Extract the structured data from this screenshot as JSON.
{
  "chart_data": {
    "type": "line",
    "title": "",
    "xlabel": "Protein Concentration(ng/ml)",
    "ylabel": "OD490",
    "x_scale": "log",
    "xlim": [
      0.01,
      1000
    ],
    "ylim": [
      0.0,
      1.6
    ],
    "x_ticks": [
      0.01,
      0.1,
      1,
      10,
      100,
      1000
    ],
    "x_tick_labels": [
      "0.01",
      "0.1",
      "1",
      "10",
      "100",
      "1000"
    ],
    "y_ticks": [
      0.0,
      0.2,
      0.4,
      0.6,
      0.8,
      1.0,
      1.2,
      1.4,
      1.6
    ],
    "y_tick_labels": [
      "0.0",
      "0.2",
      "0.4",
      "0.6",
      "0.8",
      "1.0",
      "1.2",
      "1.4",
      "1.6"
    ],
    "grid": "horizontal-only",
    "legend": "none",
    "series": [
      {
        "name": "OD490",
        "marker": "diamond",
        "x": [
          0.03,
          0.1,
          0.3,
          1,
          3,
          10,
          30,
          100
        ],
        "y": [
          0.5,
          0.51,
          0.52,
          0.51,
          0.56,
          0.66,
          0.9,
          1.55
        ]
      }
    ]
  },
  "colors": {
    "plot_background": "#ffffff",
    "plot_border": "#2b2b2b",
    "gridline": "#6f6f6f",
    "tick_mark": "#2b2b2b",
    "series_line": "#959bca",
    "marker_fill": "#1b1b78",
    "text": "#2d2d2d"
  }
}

### PROBLEM REQUIREMENTS:
Your task is to reproduce each entry exactly.

### EXERCISE SOLUTION:
Extract the structured data from this screenshot as JSON.
{
  "chart_data": {
    "type": "line",
    "title": "",
    "xlabel": "Protein Concentration(ng/ml)",
    "ylabel": "OD490",
    "x_scale": "log",
    "xlim": [
      0.01,
      1000
    ],
    "ylim": [
      0.0,
      1.6
    ],
    "x_ticks": [
      0.01,
      0.1,
      1,
      10,
      100,
      1000
    ],
    "x_tick_labels": [
      "0.01",
      "0.1",
      "1",
      "10",
      "100",
      "1000"
    ],
    "y_ticks": [
      0.0,
      0.2,
      0.4,
      0.6,
      0.8,
      1.0,
      1.2,
      1.4,
      1.6
    ],
    "y_tick_labels": [
      "0.0",
      "0.2",
      "0.4",
      "0.6",
      "0.8",
      "1.0",
      "1.2",
      "1.4",
      "1.6"
    ],
    "grid": "horizontal-only",
    "legend": "none",
    "series": [
      {
        "name": "OD490",
        "marker": "diamond",
        "x": [
          0.03,
          0.1,
          0.3,
          1,
          3,
          10,
          30,
          100
        ],
        "y": [
          0.5,
          0.51,
          0.52,
          0.51,
          0.56,
          0.66,
          0.9,
          1.55
        ]
      }
    ]
  },
  "colors": {
    "plot_background": "#ffffff",
    "plot_border": "#2b2b2b",
    "gridline": "#6f6f6f",
    "tick_mark": "#2b2b2b",
    "series_line": "#959bca",
    "marker_fill": "#1b1b78",
    "text": "#2d2d2d"
  }
}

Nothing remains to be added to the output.